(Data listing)
↓↓↓

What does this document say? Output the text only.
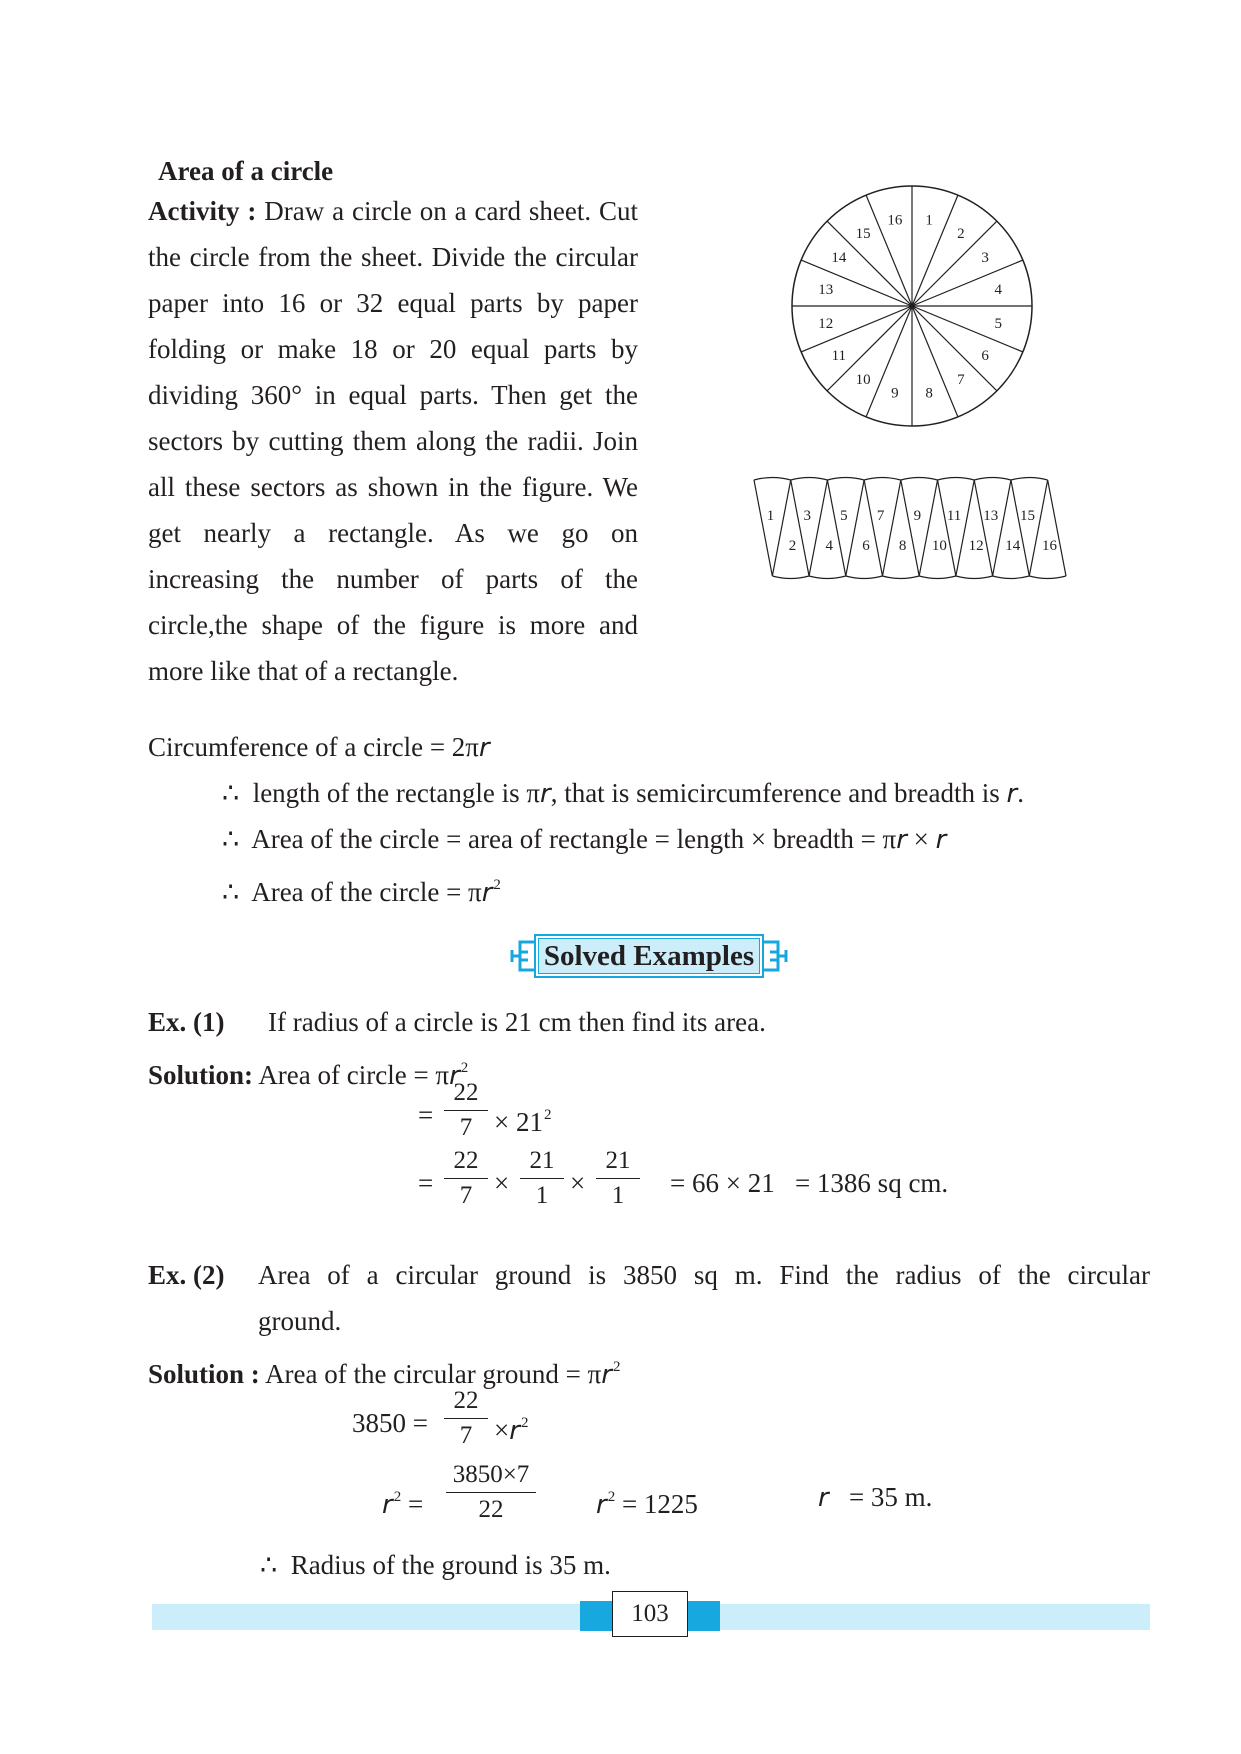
Area of a circle
Activity : Draw a circle on a card sheet. Cut the circle from the sheet. Divide the circular paper into 16 or 32 equal parts by paper folding or make 18 or 20 equal parts by dividing 360° in equal parts. Then get the sectors by cutting them along the radii. Join all these sectors as shown in the figure. We get nearly a rectangle. As we go on increasing the number of parts of the circle,the shape of the figure is more and more like that of a rectangle.
1
2
3
4
5
6
7
8
9
10
11
12
13
14
15
16
1
2
3
4
5
6
7
8
9
10
11
12
13
14
15
16
Circumference of a circle = 2πr
∴ length of the rectangle is πr, that is semicircumference and breadth is r.
∴ Area of the circle = area of rectangle = length × breadth = πr × r
∴ Area of the circle = $\pi r^2$
Solved Examples
Ex. (1) If radius of a circle is 21 cm then find its area.
Solution: Area of circle = $\pi r^2$
=
22
$7 \times 21^2$
=
22
7 ×
21
1 ×
21
1	= 66 × 21   = 1386 sq cm.
Ex. (2) Area of a circular ground is 3850 sq m. Find the radius of the circular
ground.
Solution : Area of the circular ground = $\pi r^2$
3850 =
22
$7 \times r^2$
$r^2$ =
3850×7
22	$r^2 = 1225$	r = 35 m.
∴ Radius of the ground is 35 m.
103
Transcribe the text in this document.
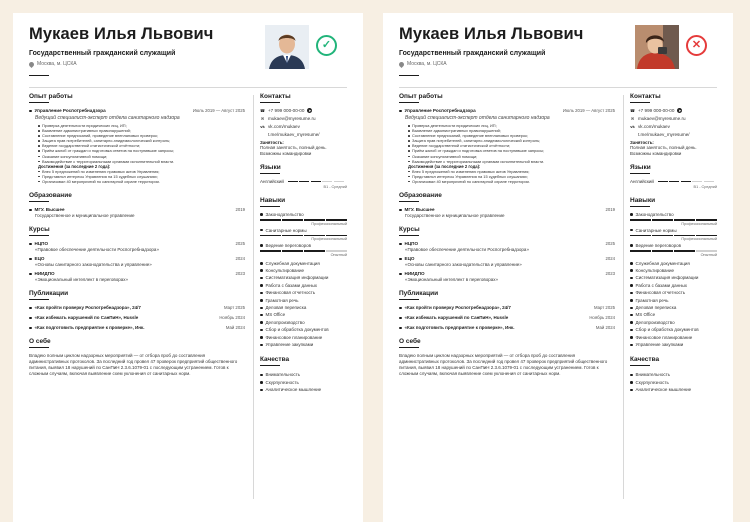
Мукаев Илья Львович
Государственный гражданский служащий
Москва, м. ЦСКА
✓
Опыт работы
Управление Роспотребнадзора	Июль 2019 — Август 2025
Ведущий специалист-эксперт отдела санитарного надзора
Проверка деятельности юридических лиц, ИП;
Выявление административных правонарушений;
Составление предписаний, проведение внеплановых проверок;
Защита прав потребителей, санитарно-эпидемиологический контроль;
Ведение государственной статистической отчётности;
Приём жалоб от граждан и подготовка ответов на поступившие запросы;
Оказание консультативной помощи;
Взаимодействие с территориальными органами исполнительной власти.
Достижения (за последние 2 года):
Внес 5 предложений по изменению правовых актов Управления;
Представлял интересы Управления на 15 судебных слушаниях;
Организовал 40 мероприятий по санитарной охране территории.
Образование
МГУ. Высшее	2019
Государственное и муниципальное управление
Курсы
НЦПО	2025
«Правовое обеспечение деятельности Роспотребнадзора»
ЕЦО	2024
«Основы санитарного законодательства и управление»
НИИДПО	2023
«Эмоциональный интеллект в переговорах»
Публикации
«Как пройти проверку Роспотребнадзора», 24/7	Март 2025
«Как избежать нарушений по СанПиН», Hussle	Ноябрь 2024
«Как подготовить предприятие к проверке», Инк.	Май 2024
О себе
Владею полным циклом надзорных мероприятий — от отбора проб до составления административных протоколов. За последний год провел 47 проверок предприятий общественного питания, выявил 18 нарушений по СанПиН 2.3.6.1079-01 с последующим устранением. Готов к сложным случаям, включая выявление схем уклонения от санитарных норм.
Контакты
☎ +7 999 000-00-00 ➤
✉ mukaev@myresume.ru
vk vk.com/mukaev
t.me/mukaev_myresume/
Занятость:
Полная занятость, полный день. Возможны командировки
Языки
Английский
B1 - Средний
Навыки
Законодательство
Профессиональный
Санитарные нормы
Профессиональный
Ведение переговоров
Опытный
Служебная документация
Консультирование
Систематизация информации
Работа с базами данных
Финансовая отчетность
Грамотная речь
Деловая переписка
MS Office
Делопроизводство
Сбор и обработка документов
Финансовое планирование
Управление закупками
Качества
Внимательность
Скурпулезность
Аналитическое мышление
Мукаев Илья Львович
Государственный гражданский служащий
Москва, м. ЦСКА
✕
Опыт работы
Управление Роспотребнадзора	Июль 2019 — Август 2025
Ведущий специалист-эксперт отдела санитарного надзора
Проверка деятельности юридических лиц, ИП;
Выявление административных правонарушений;
Составление предписаний, проведение внеплановых проверок;
Защита прав потребителей, санитарно-эпидемиологический контроль;
Ведение государственной статистической отчётности;
Приём жалоб от граждан и подготовка ответов на поступившие запросы;
Оказание консультативной помощи;
Взаимодействие с территориальными органами исполнительной власти.
Достижения (за последние 2 года):
Внес 5 предложений по изменению правовых актов Управления;
Представлял интересы Управления на 15 судебных слушаниях;
Организовал 40 мероприятий по санитарной охране территории.
Образование
МГУ. Высшее	2019
Государственное и муниципальное управление
Курсы
НЦПО	2025
«Правовое обеспечение деятельности Роспотребнадзора»
ЕЦО	2024
«Основы санитарного законодательства и управление»
НИИДПО	2023
«Эмоциональный интеллект в переговорах»
Публикации
«Как пройти проверку Роспотребнадзора», 24/7	Март 2025
«Как избежать нарушений по СанПиН», Hussle	Ноябрь 2024
«Как подготовить предприятие к проверке», Инк.	Май 2024
О себе
Владею полным циклом надзорных мероприятий — от отбора проб до составления административных протоколов. За последний год провел 47 проверок предприятий общественного питания, выявил 18 нарушений по СанПиН 2.3.6.1079-01 с последующим устранением. Готов к сложным случаям, включая выявление схем уклонения от санитарных норм.
Контакты
☎ +7 999 000-00-00 ➤
✉ mukaev@myresume.ru
vk vk.com/mukaev
t.me/mukaev_myresume/
Занятость:
Полная занятость, полный день. Возможны командировки
Языки
Английский
B1 - Средний
Навыки
Законодательство
Профессиональный
Санитарные нормы
Профессиональный
Ведение переговоров
Опытный
Служебная документация
Консультирование
Систематизация информации
Работа с базами данных
Финансовая отчетность
Грамотная речь
Деловая переписка
MS Office
Делопроизводство
Сбор и обработка документов
Финансовое планирование
Управление закупками
Качества
Внимательность
Скурпулезность
Аналитическое мышление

↑↑↑

EXERCISE GOAL.
Output a faithful copy of the data, with each picture left out.

CORRECT OUTPUT.
What does this document say? Output the text only.
Area of a circle
Activity : Draw a circle on a card sheet. Cut the circle from the sheet. Divide the circular paper into 16 or 32 equal parts by paper folding or make 18 or 20 equal parts by dividing 360° in equal parts. Then get the sectors by cutting them along the radii. Join all these sectors as shown in the figure. We get nearly a rectangle. As we go on increasing the number of parts of the circle,the shape of the figure is more and more like that of a rectangle.
1
2
3
4
5
6
7
8
9
10
11
12
13
14
15
16
1
2
3
4
5
6
7
8
9
10
11
12
13
14
15
16
Circumference of a circle = 2πr
∴ length of the rectangle is πr, that is semicircumference and breadth is r.
∴ Area of the circle = area of rectangle = length × breadth = πr × r
∴ Area of the circle = $\pi r^2$
Solved Examples
Ex. (1) If radius of a circle is 21 cm then find its area.
Solution: Area of circle = $\pi r^2$
=
22
$7 \times 21^2$
=
22
7 ×
21
1 ×
21
1	= 66 × 21   = 1386 sq cm.
Ex. (2) Area of a circular ground is 3850 sq m. Find the radius of the circular
ground.
Solution : Area of the circular ground = $\pi r^2$
3850 =
22
$7 \times r^2$
$r^2$ =
3850×7
22	$r^2 = 1225$	r = 35 m.
∴ Radius of the ground is 35 m.
103
Transcribe the text in this document.
Мукаев Илья Львович
Государственный гражданский служащий
Москва, м. ЦСКА
✓
Опыт работы
Управление Роспотребнадзора	Июль 2019 — Август 2025
Ведущий специалист-эксперт отдела санитарного надзора
Проверка деятельности юридических лиц, ИП;
Выявление административных правонарушений;
Составление предписаний, проведение внеплановых проверок;
Защита прав потребителей, санитарно-эпидемиологический контроль;
Ведение государственной статистической отчётности;
Приём жалоб от граждан и подготовка ответов на поступившие запросы;
Оказание консультативной помощи;
Взаимодействие с территориальными органами исполнительной власти.
Достижения (за последние 2 года):
Внес 5 предложений по изменению правовых актов Управления;
Представлял интересы Управления на 15 судебных слушаниях;
Организовал 40 мероприятий по санитарной охране территории.
Образование
МГУ. Высшее	2019
Государственное и муниципальное управление
Курсы
НЦПО	2025
«Правовое обеспечение деятельности Роспотребнадзора»
ЕЦО	2024
«Основы санитарного законодательства и управление»
НИИДПО	2023
«Эмоциональный интеллект в переговорах»
Публикации
«Как пройти проверку Роспотребнадзора», 24/7	Март 2025
«Как избежать нарушений по СанПиН», Hussle	Ноябрь 2024
«Как подготовить предприятие к проверке», Инк.	Май 2024
О себе
Владею полным циклом надзорных мероприятий — от отбора проб до составления административных протоколов. За последний год провел 47 проверок предприятий общественного питания, выявил 18 нарушений по СанПиН 2.3.6.1079-01 с последующим устранением. Готов к сложным случаям, включая выявление схем уклонения от санитарных норм.
Контакты
☎ +7 999 000-00-00 ➤
✉ mukaev@myresume.ru
vk vk.com/mukaev
t.me/mukaev_myresume/
Занятость:
Полная занятость, полный день. Возможны командировки
Языки
Английский
B1 - Средний
Навыки
Законодательство
Профессиональный
Санитарные нормы
Профессиональный
Ведение переговоров
Опытный
Служебная документация
Консультирование
Систематизация информации
Работа с базами данных
Финансовая отчетность
Грамотная речь
Деловая переписка
MS Office
Делопроизводство
Сбор и обработка документов
Финансовое планирование
Управление закупками
Качества
Внимательность
Скурпулезность
Аналитическое мышление
Мукаев Илья Львович
Государственный гражданский служащий
Москва, м. ЦСКА
✕
Опыт работы
Управление Роспотребнадзора	Июль 2019 — Август 2025
Ведущий специалист-эксперт отдела санитарного надзора
Проверка деятельности юридических лиц, ИП;
Выявление административных правонарушений;
Составление предписаний, проведение внеплановых проверок;
Защита прав потребителей, санитарно-эпидемиологический контроль;
Ведение государственной статистической отчётности;
Приём жалоб от граждан и подготовка ответов на поступившие запросы;
Оказание консультативной помощи;
Взаимодействие с территориальными органами исполнительной власти.
Достижения (за последние 2 года):
Внес 5 предложений по изменению правовых актов Управления;
Представлял интересы Управления на 15 судебных слушаниях;
Организовал 40 мероприятий по санитарной охране территории.
Образование
МГУ. Высшее	2019
Государственное и муниципальное управление
Курсы
НЦПО	2025
«Правовое обеспечение деятельности Роспотребнадзора»
ЕЦО	2024
«Основы санитарного законодательства и управление»
НИИДПО	2023
«Эмоциональный интеллект в переговорах»
Публикации
«Как пройти проверку Роспотребнадзора», 24/7	Март 2025
«Как избежать нарушений по СанПиН», Hussle	Ноябрь 2024
«Как подготовить предприятие к проверке», Инк.	Май 2024
О себе
Владею полным циклом надзорных мероприятий — от отбора проб до составления административных протоколов. За последний год провел 47 проверок предприятий общественного питания, выявил 18 нарушений по СанПиН 2.3.6.1079-01 с последующим устранением. Готов к сложным случаям, включая выявление схем уклонения от санитарных норм.
Контакты
☎ +7 999 000-00-00 ➤
✉ mukaev@myresume.ru
vk vk.com/mukaev
t.me/mukaev_myresume/
Занятость:
Полная занятость, полный день. Возможны командировки
Языки
Английский
B1 - Средний
Навыки
Законодательство
Профессиональный
Санитарные нормы
Профессиональный
Ведение переговоров
Опытный
Служебная документация
Консультирование
Систематизация информации
Работа с базами данных
Финансовая отчетность
Грамотная речь
Деловая переписка
MS Office
Делопроизводство
Сбор и обработка документов
Финансовое планирование
Управление закупками
Качества
Внимательность
Скурпулезность
Аналитическое мышление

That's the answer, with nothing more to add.